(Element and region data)
** start **
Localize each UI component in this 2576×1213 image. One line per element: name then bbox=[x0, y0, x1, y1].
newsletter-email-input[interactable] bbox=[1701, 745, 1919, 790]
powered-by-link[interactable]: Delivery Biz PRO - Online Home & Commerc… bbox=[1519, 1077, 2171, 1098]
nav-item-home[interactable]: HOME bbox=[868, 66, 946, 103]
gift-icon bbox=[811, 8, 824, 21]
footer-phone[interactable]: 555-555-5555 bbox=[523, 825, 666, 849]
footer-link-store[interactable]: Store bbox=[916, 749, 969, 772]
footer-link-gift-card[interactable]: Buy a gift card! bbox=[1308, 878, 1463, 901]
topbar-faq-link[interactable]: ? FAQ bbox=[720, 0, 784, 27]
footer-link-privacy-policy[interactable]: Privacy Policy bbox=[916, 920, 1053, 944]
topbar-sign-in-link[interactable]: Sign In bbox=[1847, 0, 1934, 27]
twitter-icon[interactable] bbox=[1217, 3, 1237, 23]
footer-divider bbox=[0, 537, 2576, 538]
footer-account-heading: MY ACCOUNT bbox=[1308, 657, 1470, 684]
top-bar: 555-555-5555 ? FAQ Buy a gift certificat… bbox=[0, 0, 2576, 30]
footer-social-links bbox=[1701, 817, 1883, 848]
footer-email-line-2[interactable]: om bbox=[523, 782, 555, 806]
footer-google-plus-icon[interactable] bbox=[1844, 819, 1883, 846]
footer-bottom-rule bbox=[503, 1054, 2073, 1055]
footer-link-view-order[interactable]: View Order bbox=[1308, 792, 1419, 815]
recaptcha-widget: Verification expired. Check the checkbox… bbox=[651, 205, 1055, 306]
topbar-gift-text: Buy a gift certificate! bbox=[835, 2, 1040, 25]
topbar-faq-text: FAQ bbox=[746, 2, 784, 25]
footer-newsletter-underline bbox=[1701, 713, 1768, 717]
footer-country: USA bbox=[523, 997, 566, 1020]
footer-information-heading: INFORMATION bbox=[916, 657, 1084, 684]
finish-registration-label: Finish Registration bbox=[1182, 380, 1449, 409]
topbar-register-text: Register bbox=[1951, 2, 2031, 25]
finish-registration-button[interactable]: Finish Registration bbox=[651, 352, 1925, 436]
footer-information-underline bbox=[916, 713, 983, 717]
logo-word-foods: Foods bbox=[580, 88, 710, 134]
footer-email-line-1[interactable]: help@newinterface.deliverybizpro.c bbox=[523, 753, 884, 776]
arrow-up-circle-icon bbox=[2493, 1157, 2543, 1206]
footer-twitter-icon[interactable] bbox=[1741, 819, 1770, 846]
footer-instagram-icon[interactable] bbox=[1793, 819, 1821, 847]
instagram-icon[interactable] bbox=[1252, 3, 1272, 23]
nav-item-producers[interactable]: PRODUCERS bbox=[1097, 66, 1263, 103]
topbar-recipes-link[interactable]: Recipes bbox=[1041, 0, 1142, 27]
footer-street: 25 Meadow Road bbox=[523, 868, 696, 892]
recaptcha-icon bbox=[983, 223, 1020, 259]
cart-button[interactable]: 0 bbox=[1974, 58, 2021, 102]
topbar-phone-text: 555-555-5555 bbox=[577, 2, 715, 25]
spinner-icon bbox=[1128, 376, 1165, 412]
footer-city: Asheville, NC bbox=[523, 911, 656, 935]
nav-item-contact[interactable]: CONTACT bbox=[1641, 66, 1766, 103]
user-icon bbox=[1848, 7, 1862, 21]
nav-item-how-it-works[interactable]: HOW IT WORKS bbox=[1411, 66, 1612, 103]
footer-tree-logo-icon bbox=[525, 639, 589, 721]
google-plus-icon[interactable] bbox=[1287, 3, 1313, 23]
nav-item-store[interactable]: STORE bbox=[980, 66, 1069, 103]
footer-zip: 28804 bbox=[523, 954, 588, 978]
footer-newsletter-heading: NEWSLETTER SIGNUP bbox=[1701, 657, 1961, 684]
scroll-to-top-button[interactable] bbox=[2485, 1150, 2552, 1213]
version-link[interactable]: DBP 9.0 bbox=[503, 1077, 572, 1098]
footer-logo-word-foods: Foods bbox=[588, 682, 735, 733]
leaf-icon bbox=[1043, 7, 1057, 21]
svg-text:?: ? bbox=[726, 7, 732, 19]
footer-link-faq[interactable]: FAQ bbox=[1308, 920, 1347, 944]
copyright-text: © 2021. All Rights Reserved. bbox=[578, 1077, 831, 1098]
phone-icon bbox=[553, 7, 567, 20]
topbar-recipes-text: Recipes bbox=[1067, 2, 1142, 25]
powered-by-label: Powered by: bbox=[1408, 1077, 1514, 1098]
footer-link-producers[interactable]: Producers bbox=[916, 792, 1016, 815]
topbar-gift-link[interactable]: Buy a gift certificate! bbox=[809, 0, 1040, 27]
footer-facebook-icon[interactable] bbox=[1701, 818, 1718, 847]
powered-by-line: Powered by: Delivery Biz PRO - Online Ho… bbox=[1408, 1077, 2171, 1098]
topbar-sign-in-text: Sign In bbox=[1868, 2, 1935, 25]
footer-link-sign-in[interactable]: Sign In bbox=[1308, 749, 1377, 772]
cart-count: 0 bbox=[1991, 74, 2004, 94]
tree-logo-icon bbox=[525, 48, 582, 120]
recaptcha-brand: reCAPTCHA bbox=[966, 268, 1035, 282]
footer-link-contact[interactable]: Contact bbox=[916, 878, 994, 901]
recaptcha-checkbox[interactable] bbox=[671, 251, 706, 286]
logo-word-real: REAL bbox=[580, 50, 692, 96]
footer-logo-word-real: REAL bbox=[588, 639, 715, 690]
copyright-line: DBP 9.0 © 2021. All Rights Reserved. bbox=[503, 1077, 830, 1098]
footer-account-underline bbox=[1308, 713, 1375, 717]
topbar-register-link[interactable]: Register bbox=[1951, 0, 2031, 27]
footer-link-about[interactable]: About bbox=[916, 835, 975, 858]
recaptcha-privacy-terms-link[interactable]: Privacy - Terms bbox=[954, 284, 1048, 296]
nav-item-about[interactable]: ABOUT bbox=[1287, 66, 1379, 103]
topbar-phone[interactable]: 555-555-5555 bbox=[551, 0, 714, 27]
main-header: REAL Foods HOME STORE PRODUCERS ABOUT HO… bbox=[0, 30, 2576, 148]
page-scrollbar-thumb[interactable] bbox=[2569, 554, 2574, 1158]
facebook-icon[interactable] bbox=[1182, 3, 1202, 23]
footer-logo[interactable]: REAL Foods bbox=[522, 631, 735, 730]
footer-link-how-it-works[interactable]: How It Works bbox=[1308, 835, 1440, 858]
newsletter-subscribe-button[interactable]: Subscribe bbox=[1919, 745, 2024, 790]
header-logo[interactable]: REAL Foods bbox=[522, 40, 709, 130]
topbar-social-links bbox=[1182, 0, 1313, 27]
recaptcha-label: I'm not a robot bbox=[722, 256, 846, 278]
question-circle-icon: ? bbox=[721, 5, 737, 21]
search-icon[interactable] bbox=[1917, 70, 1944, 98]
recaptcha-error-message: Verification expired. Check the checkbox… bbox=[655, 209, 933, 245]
** end **
> [TASK STATEMENT]: Output every line of these records exactly as it stands.

> [RESPONSE TO THIS TASK]:
Localize each UI component in this 2576×1213 image. One line per element: name then bbox=[x0, y0, x1, y1].
newsletter-email-input[interactable] bbox=[1701, 745, 1919, 790]
powered-by-link[interactable]: Delivery Biz PRO - Online Home & Commerc… bbox=[1519, 1077, 2171, 1098]
nav-item-home[interactable]: HOME bbox=[868, 66, 946, 103]
gift-icon bbox=[811, 8, 824, 21]
footer-phone[interactable]: 555-555-5555 bbox=[523, 825, 666, 849]
footer-link-store[interactable]: Store bbox=[916, 749, 969, 772]
footer-link-gift-card[interactable]: Buy a gift card! bbox=[1308, 878, 1463, 901]
topbar-faq-link[interactable]: ? FAQ bbox=[720, 0, 784, 27]
footer-link-privacy-policy[interactable]: Privacy Policy bbox=[916, 920, 1053, 944]
topbar-sign-in-link[interactable]: Sign In bbox=[1847, 0, 1934, 27]
twitter-icon[interactable] bbox=[1217, 3, 1237, 23]
footer-divider bbox=[0, 537, 2576, 538]
footer-account-heading: MY ACCOUNT bbox=[1308, 657, 1470, 684]
top-bar: 555-555-5555 ? FAQ Buy a gift certificat… bbox=[0, 0, 2576, 30]
footer-social-links bbox=[1701, 817, 1883, 848]
footer-email-line-2[interactable]: om bbox=[523, 782, 555, 806]
footer-google-plus-icon[interactable] bbox=[1844, 819, 1883, 846]
footer-bottom-rule bbox=[503, 1054, 2073, 1055]
footer-link-view-order[interactable]: View Order bbox=[1308, 792, 1419, 815]
recaptcha-widget: Verification expired. Check the checkbox… bbox=[651, 205, 1055, 306]
topbar-gift-text: Buy a gift certificate! bbox=[835, 2, 1040, 25]
topbar-faq-text: FAQ bbox=[746, 2, 784, 25]
footer-newsletter-underline bbox=[1701, 713, 1768, 717]
footer-country: USA bbox=[523, 997, 566, 1020]
footer-information-heading: INFORMATION bbox=[916, 657, 1084, 684]
finish-registration-label: Finish Registration bbox=[1182, 380, 1449, 409]
topbar-register-text: Register bbox=[1951, 2, 2031, 25]
finish-registration-button[interactable]: Finish Registration bbox=[651, 352, 1925, 436]
footer-information-underline bbox=[916, 713, 983, 717]
logo-word-foods: Foods bbox=[580, 88, 710, 134]
footer-email-line-1[interactable]: help@newinterface.deliverybizpro.c bbox=[523, 753, 884, 776]
arrow-up-circle-icon bbox=[2493, 1157, 2543, 1206]
footer-twitter-icon[interactable] bbox=[1741, 819, 1770, 846]
footer-instagram-icon[interactable] bbox=[1793, 819, 1821, 847]
instagram-icon[interactable] bbox=[1252, 3, 1272, 23]
nav-item-producers[interactable]: PRODUCERS bbox=[1097, 66, 1263, 103]
topbar-recipes-link[interactable]: Recipes bbox=[1041, 0, 1142, 27]
footer-street: 25 Meadow Road bbox=[523, 868, 696, 892]
recaptcha-icon bbox=[983, 223, 1020, 259]
cart-button[interactable]: 0 bbox=[1974, 58, 2021, 102]
topbar-phone-text: 555-555-5555 bbox=[577, 2, 715, 25]
spinner-icon bbox=[1128, 376, 1165, 412]
footer-city: Asheville, NC bbox=[523, 911, 656, 935]
nav-item-contact[interactable]: CONTACT bbox=[1641, 66, 1766, 103]
user-icon bbox=[1848, 7, 1862, 21]
nav-item-how-it-works[interactable]: HOW IT WORKS bbox=[1411, 66, 1612, 103]
footer-tree-logo-icon bbox=[525, 639, 589, 721]
google-plus-icon[interactable] bbox=[1287, 3, 1313, 23]
nav-item-store[interactable]: STORE bbox=[980, 66, 1069, 103]
footer-zip: 28804 bbox=[523, 954, 588, 978]
footer-newsletter-heading: NEWSLETTER SIGNUP bbox=[1701, 657, 1961, 684]
scroll-to-top-button[interactable] bbox=[2485, 1150, 2552, 1213]
version-link[interactable]: DBP 9.0 bbox=[503, 1077, 572, 1098]
footer-logo-word-foods: Foods bbox=[588, 682, 735, 733]
leaf-icon bbox=[1043, 7, 1057, 21]
svg-text:?: ? bbox=[726, 7, 732, 19]
footer-link-faq[interactable]: FAQ bbox=[1308, 920, 1347, 944]
copyright-text: © 2021. All Rights Reserved. bbox=[578, 1077, 831, 1098]
phone-icon bbox=[553, 7, 567, 20]
topbar-recipes-text: Recipes bbox=[1067, 2, 1142, 25]
powered-by-label: Powered by: bbox=[1408, 1077, 1514, 1098]
footer-link-producers[interactable]: Producers bbox=[916, 792, 1016, 815]
topbar-gift-link[interactable]: Buy a gift certificate! bbox=[809, 0, 1040, 27]
footer-facebook-icon[interactable] bbox=[1701, 818, 1718, 847]
powered-by-line: Powered by: Delivery Biz PRO - Online Ho… bbox=[1408, 1077, 2171, 1098]
topbar-sign-in-text: Sign In bbox=[1868, 2, 1935, 25]
footer-link-sign-in[interactable]: Sign In bbox=[1308, 749, 1377, 772]
cart-count: 0 bbox=[1991, 74, 2004, 94]
tree-logo-icon bbox=[525, 48, 582, 120]
recaptcha-brand: reCAPTCHA bbox=[966, 268, 1035, 282]
footer-link-contact[interactable]: Contact bbox=[916, 878, 994, 901]
recaptcha-checkbox[interactable] bbox=[671, 251, 706, 286]
logo-word-real: REAL bbox=[580, 50, 692, 96]
footer-logo-word-real: REAL bbox=[588, 639, 715, 690]
copyright-line: DBP 9.0 © 2021. All Rights Reserved. bbox=[503, 1077, 830, 1098]
footer-account-underline bbox=[1308, 713, 1375, 717]
topbar-register-link[interactable]: Register bbox=[1951, 0, 2031, 27]
footer-link-about[interactable]: About bbox=[916, 835, 975, 858]
recaptcha-privacy-terms-link[interactable]: Privacy - Terms bbox=[954, 284, 1048, 296]
nav-item-about[interactable]: ABOUT bbox=[1287, 66, 1379, 103]
topbar-phone[interactable]: 555-555-5555 bbox=[551, 0, 714, 27]
main-header: REAL Foods HOME STORE PRODUCERS ABOUT HO… bbox=[0, 30, 2576, 148]
page-scrollbar-thumb[interactable] bbox=[2569, 554, 2574, 1158]
facebook-icon[interactable] bbox=[1182, 3, 1202, 23]
footer-logo[interactable]: REAL Foods bbox=[522, 631, 735, 730]
footer-link-how-it-works[interactable]: How It Works bbox=[1308, 835, 1440, 858]
newsletter-subscribe-button[interactable]: Subscribe bbox=[1919, 745, 2024, 790]
header-logo[interactable]: REAL Foods bbox=[522, 40, 709, 130]
topbar-social-links bbox=[1182, 0, 1313, 27]
recaptcha-label: I'm not a robot bbox=[722, 256, 846, 278]
question-circle-icon: ? bbox=[721, 5, 737, 21]
search-icon[interactable] bbox=[1917, 70, 1944, 98]
recaptcha-error-message: Verification expired. Check the checkbox… bbox=[655, 209, 933, 245]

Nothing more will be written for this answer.